#### Aim:
Give the number of lines containing "color" in this listing, with no other words.

#### Data to process:

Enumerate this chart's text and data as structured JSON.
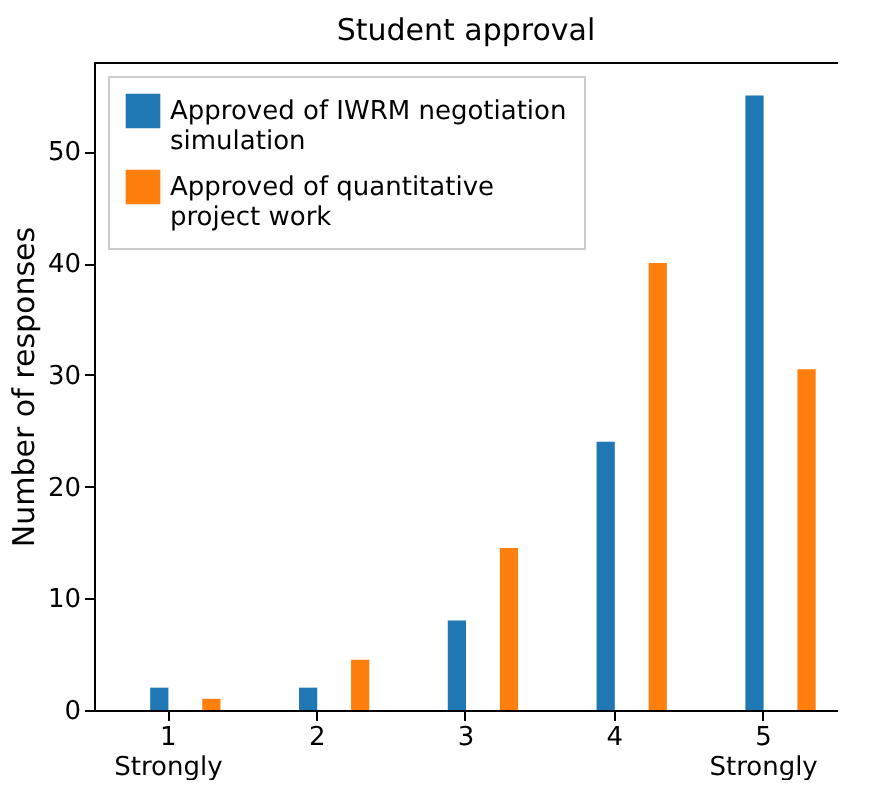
{
  "chart_data": {
    "type": "bar",
    "title": "Student approval",
    "ylabel": "Number of responses",
    "categories": [
      "1\nStrongly",
      "2",
      "3",
      "4",
      "5\nStrongly"
    ],
    "series": [
      {
        "name": "Approved of IWRM negotiation simulation",
        "color": "#1f77b4",
        "values": [
          2,
          2,
          8,
          24,
          55
        ]
      },
      {
        "name": "Approved of quantitative project work",
        "color": "#ff7f0e",
        "values": [
          1,
          4.5,
          14.5,
          40,
          30.5
        ]
      }
    ],
    "ylim": [
      0,
      58
    ],
    "yticks": [
      0,
      10,
      20,
      30,
      40,
      50
    ],
    "grid": false,
    "legend": "top left"
  }
}
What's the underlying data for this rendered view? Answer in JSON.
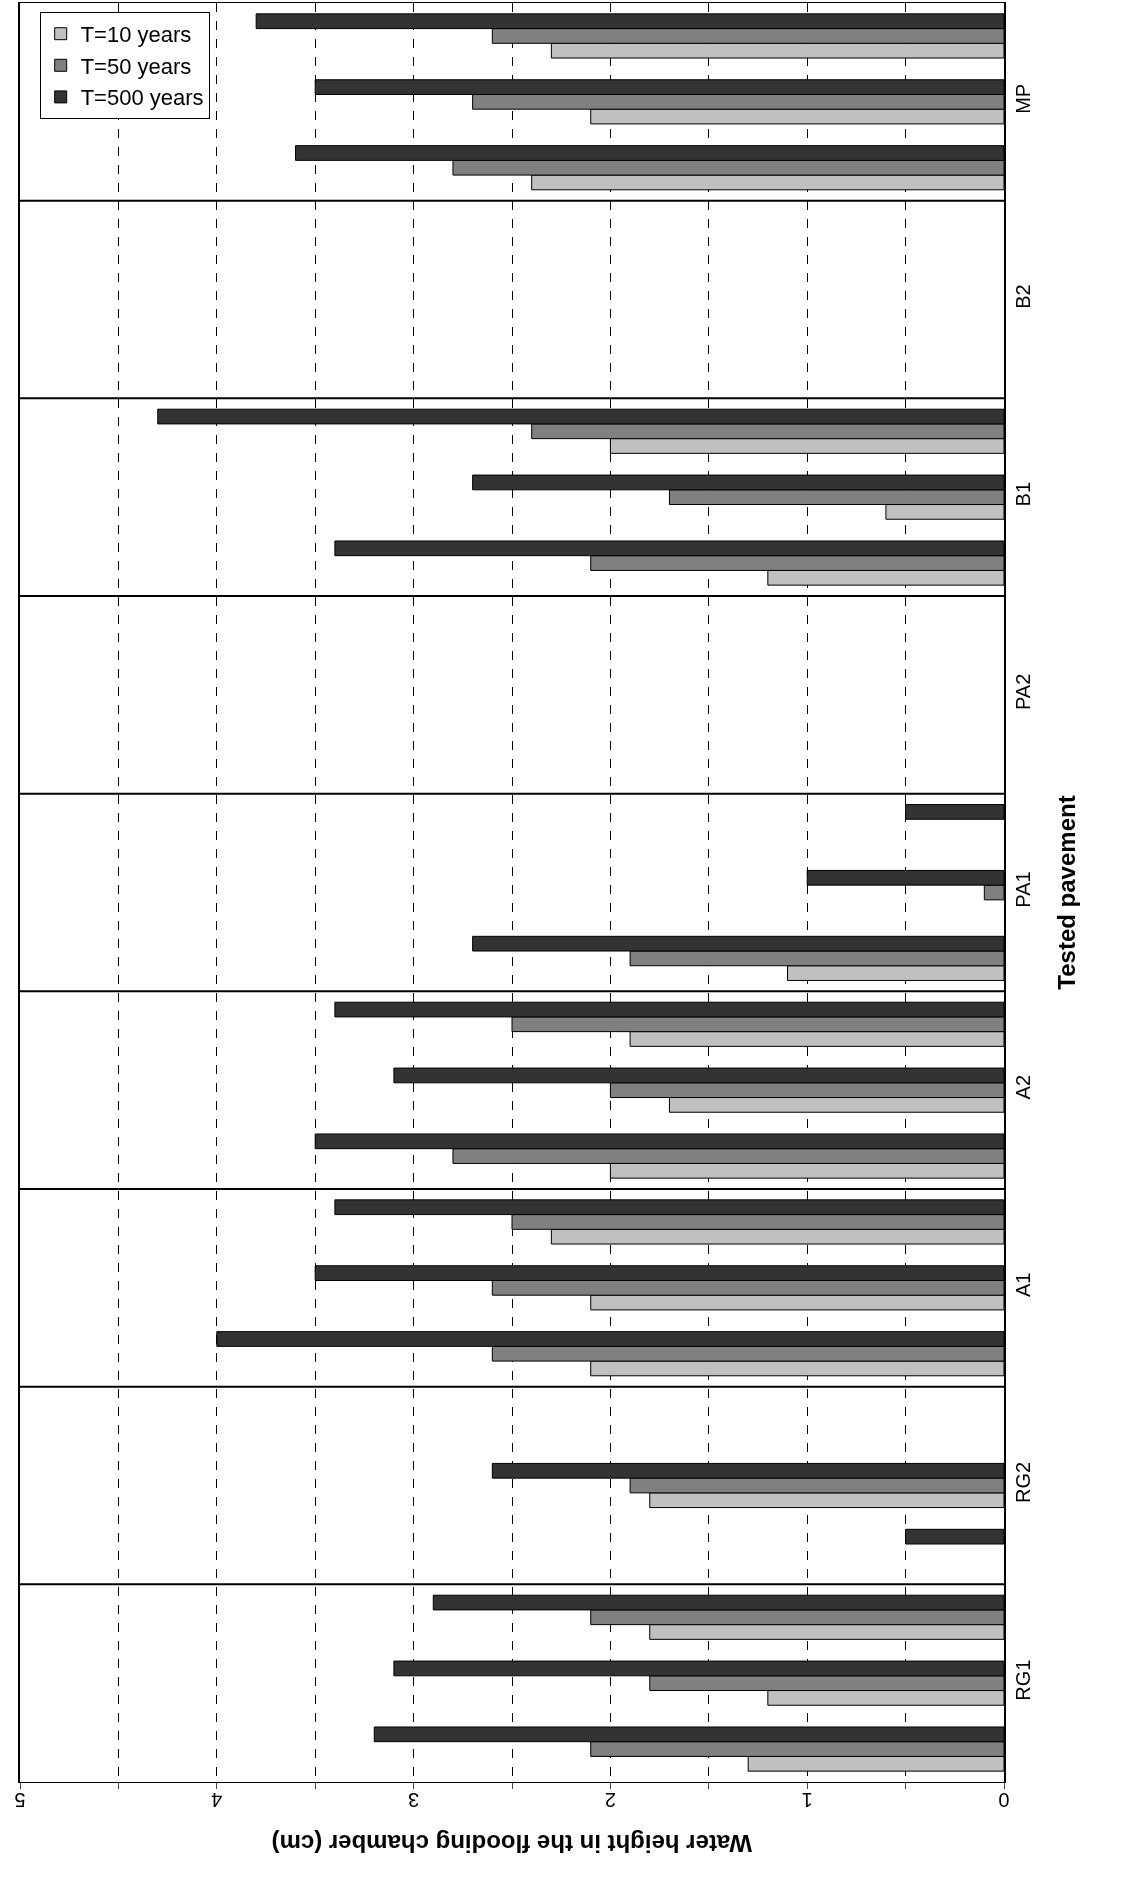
{
  "chart_data": {
    "type": "bar",
    "orientation": "horizontal",
    "xlabel": "Water height in the flooding chamber (cm)",
    "ylabel": "Tested pavement",
    "categories": [
      null,
      "MP",
      null,
      null,
      "B2",
      null,
      null,
      "B1",
      null,
      null,
      "PA2",
      null,
      null,
      "PA1",
      null,
      null,
      "A2",
      null,
      null,
      "A1",
      null,
      null,
      "RG2",
      null,
      null,
      "RG1",
      null
    ],
    "series": [
      {
        "name": "T=10 years",
        "color": "#c0c0c0",
        "values": [
          2.3,
          2.1,
          2.4,
          0,
          0,
          0,
          2.0,
          0.6,
          1.2,
          0,
          0,
          0,
          0,
          0,
          1.1,
          1.9,
          1.7,
          2.0,
          2.3,
          2.1,
          2.1,
          0,
          1.8,
          0,
          1.8,
          1.2,
          1.3
        ]
      },
      {
        "name": "T=50 years",
        "color": "#808080",
        "values": [
          2.6,
          2.7,
          2.8,
          0,
          0,
          0,
          2.4,
          1.7,
          2.1,
          0,
          0,
          0,
          0,
          0.1,
          1.9,
          2.5,
          2.0,
          2.8,
          2.5,
          2.6,
          2.6,
          0,
          1.9,
          0,
          2.1,
          1.8,
          2.1
        ]
      },
      {
        "name": "T=500 years",
        "color": "#333333",
        "values": [
          3.8,
          3.5,
          3.6,
          0,
          0,
          0,
          4.3,
          2.7,
          3.4,
          0,
          0,
          0,
          0.5,
          1.0,
          2.7,
          3.4,
          3.1,
          3.5,
          3.4,
          3.5,
          4.0,
          0,
          2.6,
          0.5,
          2.9,
          3.1,
          3.2
        ]
      }
    ],
    "xlim": [
      5,
      0
    ],
    "xticks": [
      0,
      {
        "value": 0.5,
        "label": null
      },
      1,
      {
        "value": 1.5,
        "label": null
      },
      2,
      {
        "value": 2.5,
        "label": null
      },
      3,
      {
        "value": 3.5,
        "label": null
      },
      4,
      {
        "value": 4.5,
        "label": null
      },
      5
    ],
    "grid": true,
    "legend": "top left"
  }
}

#### Completed task:
5